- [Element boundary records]
— Begin —

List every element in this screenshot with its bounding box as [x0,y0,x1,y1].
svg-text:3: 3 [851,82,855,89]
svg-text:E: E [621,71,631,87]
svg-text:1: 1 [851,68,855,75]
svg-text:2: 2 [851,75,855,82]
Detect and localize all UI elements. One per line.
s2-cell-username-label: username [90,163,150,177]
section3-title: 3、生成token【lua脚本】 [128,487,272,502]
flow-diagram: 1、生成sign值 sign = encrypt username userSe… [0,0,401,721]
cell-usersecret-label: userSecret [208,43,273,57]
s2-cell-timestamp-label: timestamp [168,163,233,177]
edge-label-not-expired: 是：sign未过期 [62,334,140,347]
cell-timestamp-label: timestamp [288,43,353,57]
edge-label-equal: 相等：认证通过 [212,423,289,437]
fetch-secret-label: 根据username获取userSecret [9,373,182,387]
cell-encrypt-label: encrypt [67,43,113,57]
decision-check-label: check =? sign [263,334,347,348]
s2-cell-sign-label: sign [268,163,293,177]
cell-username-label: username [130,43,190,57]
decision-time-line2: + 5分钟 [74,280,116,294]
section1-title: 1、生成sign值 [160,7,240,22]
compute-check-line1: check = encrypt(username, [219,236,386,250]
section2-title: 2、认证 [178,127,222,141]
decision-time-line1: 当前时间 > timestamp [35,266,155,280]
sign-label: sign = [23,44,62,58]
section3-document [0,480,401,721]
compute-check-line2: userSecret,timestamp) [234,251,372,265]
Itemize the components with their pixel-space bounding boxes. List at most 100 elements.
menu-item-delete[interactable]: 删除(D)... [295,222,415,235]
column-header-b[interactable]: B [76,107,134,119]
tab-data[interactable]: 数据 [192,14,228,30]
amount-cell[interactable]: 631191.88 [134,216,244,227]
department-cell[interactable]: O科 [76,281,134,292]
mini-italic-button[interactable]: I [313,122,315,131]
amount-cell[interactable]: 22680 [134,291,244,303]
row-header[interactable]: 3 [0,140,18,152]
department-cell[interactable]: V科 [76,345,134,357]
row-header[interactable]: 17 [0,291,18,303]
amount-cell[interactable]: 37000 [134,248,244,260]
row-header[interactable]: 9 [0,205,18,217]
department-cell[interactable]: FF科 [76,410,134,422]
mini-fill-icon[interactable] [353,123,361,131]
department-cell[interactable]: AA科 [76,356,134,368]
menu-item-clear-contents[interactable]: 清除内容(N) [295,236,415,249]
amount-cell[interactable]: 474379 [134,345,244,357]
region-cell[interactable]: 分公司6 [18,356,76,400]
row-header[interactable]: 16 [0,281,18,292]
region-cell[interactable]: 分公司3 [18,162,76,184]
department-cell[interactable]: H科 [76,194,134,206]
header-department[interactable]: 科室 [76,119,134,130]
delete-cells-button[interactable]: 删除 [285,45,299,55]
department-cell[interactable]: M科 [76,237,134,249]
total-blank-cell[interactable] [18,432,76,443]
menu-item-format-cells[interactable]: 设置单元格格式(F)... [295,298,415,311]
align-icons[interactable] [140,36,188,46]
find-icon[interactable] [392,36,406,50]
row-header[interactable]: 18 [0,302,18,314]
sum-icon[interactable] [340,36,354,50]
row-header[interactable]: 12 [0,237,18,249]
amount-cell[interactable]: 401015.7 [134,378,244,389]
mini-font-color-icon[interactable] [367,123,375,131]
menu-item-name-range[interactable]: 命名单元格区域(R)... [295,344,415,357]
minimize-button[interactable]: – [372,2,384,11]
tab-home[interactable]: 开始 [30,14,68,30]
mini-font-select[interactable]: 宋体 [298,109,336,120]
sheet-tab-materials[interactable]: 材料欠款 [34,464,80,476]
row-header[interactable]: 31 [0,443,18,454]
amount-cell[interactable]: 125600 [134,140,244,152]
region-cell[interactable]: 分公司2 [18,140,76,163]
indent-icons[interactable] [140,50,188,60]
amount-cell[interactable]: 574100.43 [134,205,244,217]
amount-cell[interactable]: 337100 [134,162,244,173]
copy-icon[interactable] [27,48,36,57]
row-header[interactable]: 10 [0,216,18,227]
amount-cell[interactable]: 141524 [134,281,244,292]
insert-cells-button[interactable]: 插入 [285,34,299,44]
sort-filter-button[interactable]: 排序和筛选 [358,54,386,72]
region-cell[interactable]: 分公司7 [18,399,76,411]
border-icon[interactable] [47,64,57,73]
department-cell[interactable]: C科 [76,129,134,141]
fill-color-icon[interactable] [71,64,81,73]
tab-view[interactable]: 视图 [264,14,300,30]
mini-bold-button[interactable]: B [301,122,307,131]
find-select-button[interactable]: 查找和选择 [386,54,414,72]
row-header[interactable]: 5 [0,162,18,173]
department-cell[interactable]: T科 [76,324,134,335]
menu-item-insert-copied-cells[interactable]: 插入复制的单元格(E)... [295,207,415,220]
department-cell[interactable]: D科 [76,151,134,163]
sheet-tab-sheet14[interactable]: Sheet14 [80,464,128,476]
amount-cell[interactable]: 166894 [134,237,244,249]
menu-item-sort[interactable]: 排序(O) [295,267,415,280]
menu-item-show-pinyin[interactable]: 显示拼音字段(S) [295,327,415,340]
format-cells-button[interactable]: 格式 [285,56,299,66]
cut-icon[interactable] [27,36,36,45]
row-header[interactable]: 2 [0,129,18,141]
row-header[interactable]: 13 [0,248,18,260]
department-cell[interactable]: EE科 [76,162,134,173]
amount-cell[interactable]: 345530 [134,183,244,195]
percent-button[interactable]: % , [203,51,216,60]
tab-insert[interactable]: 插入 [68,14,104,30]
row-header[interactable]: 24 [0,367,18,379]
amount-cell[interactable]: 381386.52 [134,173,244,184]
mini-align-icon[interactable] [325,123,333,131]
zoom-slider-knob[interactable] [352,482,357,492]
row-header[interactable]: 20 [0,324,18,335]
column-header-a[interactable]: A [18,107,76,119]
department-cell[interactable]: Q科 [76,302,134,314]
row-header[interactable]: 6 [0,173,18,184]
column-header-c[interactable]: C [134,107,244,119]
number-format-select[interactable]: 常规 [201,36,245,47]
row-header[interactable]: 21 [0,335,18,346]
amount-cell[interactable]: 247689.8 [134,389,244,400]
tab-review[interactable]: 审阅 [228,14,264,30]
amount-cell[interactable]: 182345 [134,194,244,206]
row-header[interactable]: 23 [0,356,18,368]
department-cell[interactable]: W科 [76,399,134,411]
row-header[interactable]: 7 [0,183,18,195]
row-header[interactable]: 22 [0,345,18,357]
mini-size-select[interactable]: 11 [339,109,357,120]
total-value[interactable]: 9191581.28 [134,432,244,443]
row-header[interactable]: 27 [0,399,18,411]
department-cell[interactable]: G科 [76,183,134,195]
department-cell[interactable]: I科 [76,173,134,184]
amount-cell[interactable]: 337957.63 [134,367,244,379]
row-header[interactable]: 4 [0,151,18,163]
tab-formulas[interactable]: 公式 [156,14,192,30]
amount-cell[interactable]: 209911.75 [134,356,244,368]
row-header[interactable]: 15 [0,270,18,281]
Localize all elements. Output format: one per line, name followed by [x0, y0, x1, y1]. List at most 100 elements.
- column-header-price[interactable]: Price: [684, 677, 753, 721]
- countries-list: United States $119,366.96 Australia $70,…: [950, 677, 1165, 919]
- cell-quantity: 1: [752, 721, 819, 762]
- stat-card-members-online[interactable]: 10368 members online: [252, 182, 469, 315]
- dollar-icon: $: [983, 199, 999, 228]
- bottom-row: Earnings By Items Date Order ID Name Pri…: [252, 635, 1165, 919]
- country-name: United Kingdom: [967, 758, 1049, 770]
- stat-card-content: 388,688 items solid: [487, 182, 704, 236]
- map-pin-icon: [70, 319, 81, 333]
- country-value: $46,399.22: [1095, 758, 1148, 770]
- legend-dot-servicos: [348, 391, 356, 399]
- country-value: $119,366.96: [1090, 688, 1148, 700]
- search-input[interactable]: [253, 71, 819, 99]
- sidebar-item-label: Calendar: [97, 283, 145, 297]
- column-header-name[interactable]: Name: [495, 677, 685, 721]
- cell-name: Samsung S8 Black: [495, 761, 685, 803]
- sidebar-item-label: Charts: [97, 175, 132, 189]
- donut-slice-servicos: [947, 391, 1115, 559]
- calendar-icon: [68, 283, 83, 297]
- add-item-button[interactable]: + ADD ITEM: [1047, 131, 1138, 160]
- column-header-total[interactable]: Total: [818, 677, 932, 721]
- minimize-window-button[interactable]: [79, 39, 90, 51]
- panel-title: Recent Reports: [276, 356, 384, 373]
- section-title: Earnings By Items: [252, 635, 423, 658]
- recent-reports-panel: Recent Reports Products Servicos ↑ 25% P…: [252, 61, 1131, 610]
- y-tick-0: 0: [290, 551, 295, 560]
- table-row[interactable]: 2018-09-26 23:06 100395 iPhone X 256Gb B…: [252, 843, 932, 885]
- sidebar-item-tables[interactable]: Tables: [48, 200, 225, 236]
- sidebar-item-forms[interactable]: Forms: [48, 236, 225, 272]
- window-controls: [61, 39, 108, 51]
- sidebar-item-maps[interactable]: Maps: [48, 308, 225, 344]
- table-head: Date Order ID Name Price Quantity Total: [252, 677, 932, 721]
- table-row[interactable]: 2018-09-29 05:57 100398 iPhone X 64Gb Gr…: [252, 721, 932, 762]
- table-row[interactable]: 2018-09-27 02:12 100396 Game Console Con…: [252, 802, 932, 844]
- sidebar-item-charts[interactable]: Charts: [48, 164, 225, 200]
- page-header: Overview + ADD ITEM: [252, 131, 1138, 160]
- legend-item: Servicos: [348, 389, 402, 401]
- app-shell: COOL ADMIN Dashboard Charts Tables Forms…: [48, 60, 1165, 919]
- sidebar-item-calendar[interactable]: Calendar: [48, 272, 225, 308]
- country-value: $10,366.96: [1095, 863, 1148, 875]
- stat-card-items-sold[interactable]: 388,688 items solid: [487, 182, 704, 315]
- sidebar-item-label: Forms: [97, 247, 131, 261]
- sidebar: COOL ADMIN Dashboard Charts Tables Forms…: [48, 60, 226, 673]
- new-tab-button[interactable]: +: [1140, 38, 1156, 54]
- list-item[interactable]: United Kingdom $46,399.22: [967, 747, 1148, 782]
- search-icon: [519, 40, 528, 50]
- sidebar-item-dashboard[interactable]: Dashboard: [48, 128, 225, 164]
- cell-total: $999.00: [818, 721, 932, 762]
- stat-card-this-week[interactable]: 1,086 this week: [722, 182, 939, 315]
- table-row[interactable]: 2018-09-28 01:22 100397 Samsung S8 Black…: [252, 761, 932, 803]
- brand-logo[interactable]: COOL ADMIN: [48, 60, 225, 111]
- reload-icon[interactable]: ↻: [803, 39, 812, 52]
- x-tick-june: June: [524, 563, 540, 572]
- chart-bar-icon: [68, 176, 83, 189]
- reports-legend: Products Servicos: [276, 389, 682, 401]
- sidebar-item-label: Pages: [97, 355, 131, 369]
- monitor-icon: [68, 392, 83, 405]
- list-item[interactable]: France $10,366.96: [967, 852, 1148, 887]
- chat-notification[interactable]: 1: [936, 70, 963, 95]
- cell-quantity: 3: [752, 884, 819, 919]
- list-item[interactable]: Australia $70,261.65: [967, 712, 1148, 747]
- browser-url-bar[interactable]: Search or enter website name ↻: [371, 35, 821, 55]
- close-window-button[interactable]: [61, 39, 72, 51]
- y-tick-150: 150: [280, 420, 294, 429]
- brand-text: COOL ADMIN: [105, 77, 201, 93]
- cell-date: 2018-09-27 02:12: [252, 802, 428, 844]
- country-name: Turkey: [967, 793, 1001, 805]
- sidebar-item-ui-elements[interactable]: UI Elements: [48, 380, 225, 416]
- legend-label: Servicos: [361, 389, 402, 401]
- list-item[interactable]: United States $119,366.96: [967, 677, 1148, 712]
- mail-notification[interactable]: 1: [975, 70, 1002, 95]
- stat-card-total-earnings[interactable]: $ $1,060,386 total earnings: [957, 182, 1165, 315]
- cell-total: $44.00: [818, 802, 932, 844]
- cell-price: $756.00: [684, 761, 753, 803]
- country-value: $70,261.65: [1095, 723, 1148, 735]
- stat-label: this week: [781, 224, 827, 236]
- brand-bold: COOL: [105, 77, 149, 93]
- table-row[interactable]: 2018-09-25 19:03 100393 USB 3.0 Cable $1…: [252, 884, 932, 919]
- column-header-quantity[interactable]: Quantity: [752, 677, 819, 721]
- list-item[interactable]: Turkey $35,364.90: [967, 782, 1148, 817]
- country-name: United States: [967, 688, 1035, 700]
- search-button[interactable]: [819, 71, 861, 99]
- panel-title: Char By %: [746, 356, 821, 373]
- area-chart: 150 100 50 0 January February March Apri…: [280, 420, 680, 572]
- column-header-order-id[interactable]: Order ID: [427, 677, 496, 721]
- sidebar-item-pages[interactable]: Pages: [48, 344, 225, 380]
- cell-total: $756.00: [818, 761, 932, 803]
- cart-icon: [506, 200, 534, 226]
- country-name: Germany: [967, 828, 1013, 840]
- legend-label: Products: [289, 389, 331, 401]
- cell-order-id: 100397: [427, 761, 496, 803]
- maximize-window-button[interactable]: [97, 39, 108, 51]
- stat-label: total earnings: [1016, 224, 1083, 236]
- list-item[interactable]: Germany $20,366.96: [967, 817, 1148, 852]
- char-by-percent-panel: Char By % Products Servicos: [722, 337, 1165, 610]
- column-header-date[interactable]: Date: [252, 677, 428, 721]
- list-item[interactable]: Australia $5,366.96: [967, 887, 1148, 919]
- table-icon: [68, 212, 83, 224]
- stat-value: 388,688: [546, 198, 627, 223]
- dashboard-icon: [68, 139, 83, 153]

— End —

- [Short problem] Swap "interactable" for "clickable" wherever it occurs in everything from the start of the items down to the line containing "column-header-b[interactable]: B [76,107,134,119]", and write those lines out again with nothing else changed.

- [Final answer]
List every element in this screenshot with its bounding box as [x0,y0,x1,y1].
svg-text:3: 3 [851,82,855,89]
svg-text:E: E [621,71,631,87]
svg-text:1: 1 [851,68,855,75]
svg-text:2: 2 [851,75,855,82]
Detect and localize all UI elements. One per line.
s2-cell-username-label: username [90,163,150,177]
section3-title: 3、生成token【lua脚本】 [128,487,272,502]
flow-diagram: 1、生成sign值 sign = encrypt username userSe… [0,0,401,721]
cell-usersecret-label: userSecret [208,43,273,57]
s2-cell-timestamp-label: timestamp [168,163,233,177]
edge-label-not-expired: 是：sign未过期 [62,334,140,347]
cell-timestamp-label: timestamp [288,43,353,57]
edge-label-equal: 相等：认证通过 [212,423,289,437]
fetch-secret-label: 根据username获取userSecret [9,373,182,387]
cell-encrypt-label: encrypt [67,43,113,57]
decision-check-label: check =? sign [263,334,347,348]
s2-cell-sign-label: sign [268,163,293,177]
cell-username-label: username [130,43,190,57]
decision-time-line2: + 5分钟 [74,280,116,294]
section1-title: 1、生成sign值 [160,7,240,22]
compute-check-line1: check = encrypt(username, [219,236,386,250]
section2-title: 2、认证 [178,127,222,141]
decision-time-line1: 当前时间 > timestamp [35,266,155,280]
sign-label: sign = [23,44,62,58]
section3-document [0,480,401,721]
compute-check-line2: userSecret,timestamp) [234,251,372,265]
Itemize the components with their pixel-space bounding boxes. List at most 100 elements.
menu-item-delete[clickable]: 删除(D)... [295,222,415,235]
column-header-b[clickable]: B [76,107,134,119]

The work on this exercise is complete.